* Aim *
Provide an exact transcription of all the records.

Records from a data source
[Start]

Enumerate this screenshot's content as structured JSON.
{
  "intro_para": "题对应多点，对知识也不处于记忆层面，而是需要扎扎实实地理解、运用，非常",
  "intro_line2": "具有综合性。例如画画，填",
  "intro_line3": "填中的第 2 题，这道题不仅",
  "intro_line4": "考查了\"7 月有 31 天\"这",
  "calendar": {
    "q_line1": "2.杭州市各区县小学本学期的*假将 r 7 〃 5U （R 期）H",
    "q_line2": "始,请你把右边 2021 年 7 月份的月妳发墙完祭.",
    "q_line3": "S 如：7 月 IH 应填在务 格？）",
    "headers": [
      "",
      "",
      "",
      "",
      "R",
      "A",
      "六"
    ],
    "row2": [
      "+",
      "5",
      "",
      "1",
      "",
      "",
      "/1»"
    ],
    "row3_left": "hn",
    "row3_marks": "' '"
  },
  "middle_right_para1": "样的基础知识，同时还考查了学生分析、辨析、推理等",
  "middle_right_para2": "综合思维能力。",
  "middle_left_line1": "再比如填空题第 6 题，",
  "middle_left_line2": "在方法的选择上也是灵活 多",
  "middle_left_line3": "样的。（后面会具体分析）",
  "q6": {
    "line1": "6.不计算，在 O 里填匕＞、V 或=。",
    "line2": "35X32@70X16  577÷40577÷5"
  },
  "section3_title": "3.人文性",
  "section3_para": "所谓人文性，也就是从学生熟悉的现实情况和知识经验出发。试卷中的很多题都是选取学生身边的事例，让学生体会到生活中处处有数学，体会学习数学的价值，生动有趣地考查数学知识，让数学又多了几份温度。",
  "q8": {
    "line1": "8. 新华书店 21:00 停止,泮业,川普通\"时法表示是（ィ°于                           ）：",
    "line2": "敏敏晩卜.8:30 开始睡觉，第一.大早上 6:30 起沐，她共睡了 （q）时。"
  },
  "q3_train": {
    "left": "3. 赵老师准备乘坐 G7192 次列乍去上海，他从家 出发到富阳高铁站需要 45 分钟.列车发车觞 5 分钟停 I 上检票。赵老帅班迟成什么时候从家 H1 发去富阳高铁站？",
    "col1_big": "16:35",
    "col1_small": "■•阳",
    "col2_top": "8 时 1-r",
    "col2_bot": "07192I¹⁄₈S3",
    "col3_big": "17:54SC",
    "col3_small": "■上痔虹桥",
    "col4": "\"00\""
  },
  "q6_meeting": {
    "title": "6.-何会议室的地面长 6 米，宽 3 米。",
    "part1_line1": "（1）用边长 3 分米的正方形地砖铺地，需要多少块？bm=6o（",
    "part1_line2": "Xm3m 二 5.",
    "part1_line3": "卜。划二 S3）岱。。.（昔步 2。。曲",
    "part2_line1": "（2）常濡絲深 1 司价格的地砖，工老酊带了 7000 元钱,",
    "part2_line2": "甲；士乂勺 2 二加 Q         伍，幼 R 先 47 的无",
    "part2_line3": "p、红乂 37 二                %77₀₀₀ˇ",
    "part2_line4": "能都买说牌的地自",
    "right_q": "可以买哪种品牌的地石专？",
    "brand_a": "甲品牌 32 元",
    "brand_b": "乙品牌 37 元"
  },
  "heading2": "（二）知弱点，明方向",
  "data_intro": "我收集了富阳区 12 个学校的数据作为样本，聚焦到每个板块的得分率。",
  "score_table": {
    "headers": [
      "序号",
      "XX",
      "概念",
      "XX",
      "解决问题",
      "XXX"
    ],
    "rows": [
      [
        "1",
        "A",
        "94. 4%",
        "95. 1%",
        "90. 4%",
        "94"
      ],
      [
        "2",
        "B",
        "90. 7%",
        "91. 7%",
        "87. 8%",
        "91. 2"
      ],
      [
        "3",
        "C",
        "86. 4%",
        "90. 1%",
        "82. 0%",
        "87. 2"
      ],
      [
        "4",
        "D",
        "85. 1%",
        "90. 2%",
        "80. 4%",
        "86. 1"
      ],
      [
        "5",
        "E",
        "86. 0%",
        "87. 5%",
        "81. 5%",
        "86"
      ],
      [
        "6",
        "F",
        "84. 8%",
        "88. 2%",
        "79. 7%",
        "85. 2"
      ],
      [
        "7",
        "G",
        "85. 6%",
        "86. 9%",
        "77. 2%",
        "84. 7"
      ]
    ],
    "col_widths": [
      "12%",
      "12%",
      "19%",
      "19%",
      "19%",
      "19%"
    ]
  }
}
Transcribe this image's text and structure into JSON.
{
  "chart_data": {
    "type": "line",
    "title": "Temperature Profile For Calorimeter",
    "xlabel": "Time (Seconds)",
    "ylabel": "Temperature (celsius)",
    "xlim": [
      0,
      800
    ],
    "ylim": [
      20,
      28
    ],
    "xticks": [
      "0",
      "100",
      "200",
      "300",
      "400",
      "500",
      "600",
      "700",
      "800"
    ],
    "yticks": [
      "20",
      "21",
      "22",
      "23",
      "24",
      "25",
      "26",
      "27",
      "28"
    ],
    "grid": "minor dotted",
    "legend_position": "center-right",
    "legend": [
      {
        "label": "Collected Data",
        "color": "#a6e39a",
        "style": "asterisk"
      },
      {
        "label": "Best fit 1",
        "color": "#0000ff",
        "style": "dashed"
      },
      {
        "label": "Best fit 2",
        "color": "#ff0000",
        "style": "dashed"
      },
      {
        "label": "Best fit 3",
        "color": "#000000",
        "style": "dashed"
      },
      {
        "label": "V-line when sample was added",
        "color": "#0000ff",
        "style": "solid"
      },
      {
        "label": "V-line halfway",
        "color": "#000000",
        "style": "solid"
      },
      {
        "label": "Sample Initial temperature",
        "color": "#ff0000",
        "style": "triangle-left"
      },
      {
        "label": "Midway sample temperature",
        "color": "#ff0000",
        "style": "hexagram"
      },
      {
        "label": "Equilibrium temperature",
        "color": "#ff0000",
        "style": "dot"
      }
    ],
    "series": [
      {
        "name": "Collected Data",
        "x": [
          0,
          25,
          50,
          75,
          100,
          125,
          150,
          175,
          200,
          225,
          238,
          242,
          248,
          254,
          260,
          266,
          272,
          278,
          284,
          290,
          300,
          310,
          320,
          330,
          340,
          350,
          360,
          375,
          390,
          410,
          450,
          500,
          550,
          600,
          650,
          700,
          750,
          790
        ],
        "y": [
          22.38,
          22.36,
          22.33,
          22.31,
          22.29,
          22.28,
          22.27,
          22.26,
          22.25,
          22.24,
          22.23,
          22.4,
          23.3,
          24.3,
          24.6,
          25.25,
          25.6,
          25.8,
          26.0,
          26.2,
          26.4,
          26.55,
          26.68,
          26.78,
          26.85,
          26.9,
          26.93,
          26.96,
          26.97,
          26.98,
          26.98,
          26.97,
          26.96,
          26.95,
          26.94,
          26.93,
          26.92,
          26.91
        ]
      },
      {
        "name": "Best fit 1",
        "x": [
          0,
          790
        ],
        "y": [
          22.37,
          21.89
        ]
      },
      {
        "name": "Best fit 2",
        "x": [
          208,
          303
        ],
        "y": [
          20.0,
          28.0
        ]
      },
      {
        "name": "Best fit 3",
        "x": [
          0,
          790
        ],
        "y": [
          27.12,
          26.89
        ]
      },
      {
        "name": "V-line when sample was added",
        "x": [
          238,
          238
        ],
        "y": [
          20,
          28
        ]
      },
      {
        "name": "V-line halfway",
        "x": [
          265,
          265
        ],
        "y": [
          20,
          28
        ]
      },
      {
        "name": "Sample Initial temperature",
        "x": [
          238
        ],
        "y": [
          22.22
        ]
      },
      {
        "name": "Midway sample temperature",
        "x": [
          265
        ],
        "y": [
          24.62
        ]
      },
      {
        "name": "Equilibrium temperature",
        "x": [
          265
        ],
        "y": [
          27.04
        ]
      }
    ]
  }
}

[End]

* Answer to this problem *
Enumerate this screenshot's content as structured JSON.
{
  "intro_para": "题对应多点，对知识也不处于记忆层面，而是需要扎扎实实地理解、运用，非常",
  "intro_line2": "具有综合性。例如画画，填",
  "intro_line3": "填中的第 2 题，这道题不仅",
  "intro_line4": "考查了\"7 月有 31 天\"这",
  "calendar": {
    "q_line1": "2.杭州市各区县小学本学期的*假将 r 7 〃 5U （R 期）H",
    "q_line2": "始,请你把右边 2021 年 7 月份的月妳发墙完祭.",
    "q_line3": "S 如：7 月 IH 应填在务 格？）",
    "headers": [
      "",
      "",
      "",
      "",
      "R",
      "A",
      "六"
    ],
    "row2": [
      "+",
      "5",
      "",
      "1",
      "",
      "",
      "/1»"
    ],
    "row3_left": "hn",
    "row3_marks": "' '"
  },
  "middle_right_para1": "样的基础知识，同时还考查了学生分析、辨析、推理等",
  "middle_right_para2": "综合思维能力。",
  "middle_left_line1": "再比如填空题第 6 题，",
  "middle_left_line2": "在方法的选择上也是灵活 多",
  "middle_left_line3": "样的。（后面会具体分析）",
  "q6": {
    "line1": "6.不计算，在 O 里填匕＞、V 或=。",
    "line2": "35X32@70X16  577÷40577÷5"
  },
  "section3_title": "3.人文性",
  "section3_para": "所谓人文性，也就是从学生熟悉的现实情况和知识经验出发。试卷中的很多题都是选取学生身边的事例，让学生体会到生活中处处有数学，体会学习数学的价值，生动有趣地考查数学知识，让数学又多了几份温度。",
  "q8": {
    "line1": "8. 新华书店 21:00 停止,泮业,川普通\"时法表示是（ィ°于                           ）：",
    "line2": "敏敏晩卜.8:30 开始睡觉，第一.大早上 6:30 起沐，她共睡了 （q）时。"
  },
  "q3_train": {
    "left": "3. 赵老师准备乘坐 G7192 次列乍去上海，他从家 出发到富阳高铁站需要 45 分钟.列车发车觞 5 分钟停 I 上检票。赵老帅班迟成什么时候从家 H1 发去富阳高铁站？",
    "col1_big": "16:35",
    "col1_small": "■•阳",
    "col2_top": "8 时 1-r",
    "col2_bot": "07192I¹⁄₈S3",
    "col3_big": "17:54SC",
    "col3_small": "■上痔虹桥",
    "col4": "\"00\""
  },
  "q6_meeting": {
    "title": "6.-何会议室的地面长 6 米，宽 3 米。",
    "part1_line1": "（1）用边长 3 分米的正方形地砖铺地，需要多少块？bm=6o（",
    "part1_line2": "Xm3m 二 5.",
    "part1_line3": "卜。划二 S3）岱。。.（昔步 2。。曲",
    "part2_line1": "（2）常濡絲深 1 司价格的地砖，工老酊带了 7000 元钱,",
    "part2_line2": "甲；士乂勺 2 二加 Q         伍，幼 R 先 47 的无",
    "part2_line3": "p、红乂 37 二                %77₀₀₀ˇ",
    "part2_line4": "能都买说牌的地自",
    "right_q": "可以买哪种品牌的地石专？",
    "brand_a": "甲品牌 32 元",
    "brand_b": "乙品牌 37 元"
  },
  "heading2": "（二）知弱点，明方向",
  "data_intro": "我收集了富阳区 12 个学校的数据作为样本，聚焦到每个板块的得分率。",
  "score_table": {
    "headers": [
      "序号",
      "XX",
      "概念",
      "XX",
      "解决问题",
      "XXX"
    ],
    "rows": [
      [
        "1",
        "A",
        "94. 4%",
        "95. 1%",
        "90. 4%",
        "94"
      ],
      [
        "2",
        "B",
        "90. 7%",
        "91. 7%",
        "87. 8%",
        "91. 2"
      ],
      [
        "3",
        "C",
        "86. 4%",
        "90. 1%",
        "82. 0%",
        "87. 2"
      ],
      [
        "4",
        "D",
        "85. 1%",
        "90. 2%",
        "80. 4%",
        "86. 1"
      ],
      [
        "5",
        "E",
        "86. 0%",
        "87. 5%",
        "81. 5%",
        "86"
      ],
      [
        "6",
        "F",
        "84. 8%",
        "88. 2%",
        "79. 7%",
        "85. 2"
      ],
      [
        "7",
        "G",
        "85. 6%",
        "86. 9%",
        "77. 2%",
        "84. 7"
      ]
    ],
    "col_widths": [
      "12%",
      "12%",
      "19%",
      "19%",
      "19%",
      "19%"
    ]
  }
}
Transcribe this image's text and structure into JSON.
{
  "chart_data": {
    "type": "line",
    "title": "Temperature Profile For Calorimeter",
    "xlabel": "Time (Seconds)",
    "ylabel": "Temperature (celsius)",
    "xlim": [
      0,
      800
    ],
    "ylim": [
      20,
      28
    ],
    "xticks": [
      "0",
      "100",
      "200",
      "300",
      "400",
      "500",
      "600",
      "700",
      "800"
    ],
    "yticks": [
      "20",
      "21",
      "22",
      "23",
      "24",
      "25",
      "26",
      "27",
      "28"
    ],
    "grid": "minor dotted",
    "legend_position": "center-right",
    "legend": [
      {
        "label": "Collected Data",
        "color": "#a6e39a",
        "style": "asterisk"
      },
      {
        "label": "Best fit 1",
        "color": "#0000ff",
        "style": "dashed"
      },
      {
        "label": "Best fit 2",
        "color": "#ff0000",
        "style": "dashed"
      },
      {
        "label": "Best fit 3",
        "color": "#000000",
        "style": "dashed"
      },
      {
        "label": "V-line when sample was added",
        "color": "#0000ff",
        "style": "solid"
      },
      {
        "label": "V-line halfway",
        "color": "#000000",
        "style": "solid"
      },
      {
        "label": "Sample Initial temperature",
        "color": "#ff0000",
        "style": "triangle-left"
      },
      {
        "label": "Midway sample temperature",
        "color": "#ff0000",
        "style": "hexagram"
      },
      {
        "label": "Equilibrium temperature",
        "color": "#ff0000",
        "style": "dot"
      }
    ],
    "series": [
      {
        "name": "Collected Data",
        "x": [
          0,
          25,
          50,
          75,
          100,
          125,
          150,
          175,
          200,
          225,
          238,
          242,
          248,
          254,
          260,
          266,
          272,
          278,
          284,
          290,
          300,
          310,
          320,
          330,
          340,
          350,
          360,
          375,
          390,
          410,
          450,
          500,
          550,
          600,
          650,
          700,
          750,
          790
        ],
        "y": [
          22.38,
          22.36,
          22.33,
          22.31,
          22.29,
          22.28,
          22.27,
          22.26,
          22.25,
          22.24,
          22.23,
          22.4,
          23.3,
          24.3,
          24.6,
          25.25,
          25.6,
          25.8,
          26.0,
          26.2,
          26.4,
          26.55,
          26.68,
          26.78,
          26.85,
          26.9,
          26.93,
          26.96,
          26.97,
          26.98,
          26.98,
          26.97,
          26.96,
          26.95,
          26.94,
          26.93,
          26.92,
          26.91
        ]
      },
      {
        "name": "Best fit 1",
        "x": [
          0,
          790
        ],
        "y": [
          22.37,
          21.89
        ]
      },
      {
        "name": "Best fit 2",
        "x": [
          208,
          303
        ],
        "y": [
          20.0,
          28.0
        ]
      },
      {
        "name": "Best fit 3",
        "x": [
          0,
          790
        ],
        "y": [
          27.12,
          26.89
        ]
      },
      {
        "name": "V-line when sample was added",
        "x": [
          238,
          238
        ],
        "y": [
          20,
          28
        ]
      },
      {
        "name": "V-line halfway",
        "x": [
          265,
          265
        ],
        "y": [
          20,
          28
        ]
      },
      {
        "name": "Sample Initial temperature",
        "x": [
          238
        ],
        "y": [
          22.22
        ]
      },
      {
        "name": "Midway sample temperature",
        "x": [
          265
        ],
        "y": [
          24.62
        ]
      },
      {
        "name": "Equilibrium temperature",
        "x": [
          265
        ],
        "y": [
          27.04
        ]
      }
    ]
  }
}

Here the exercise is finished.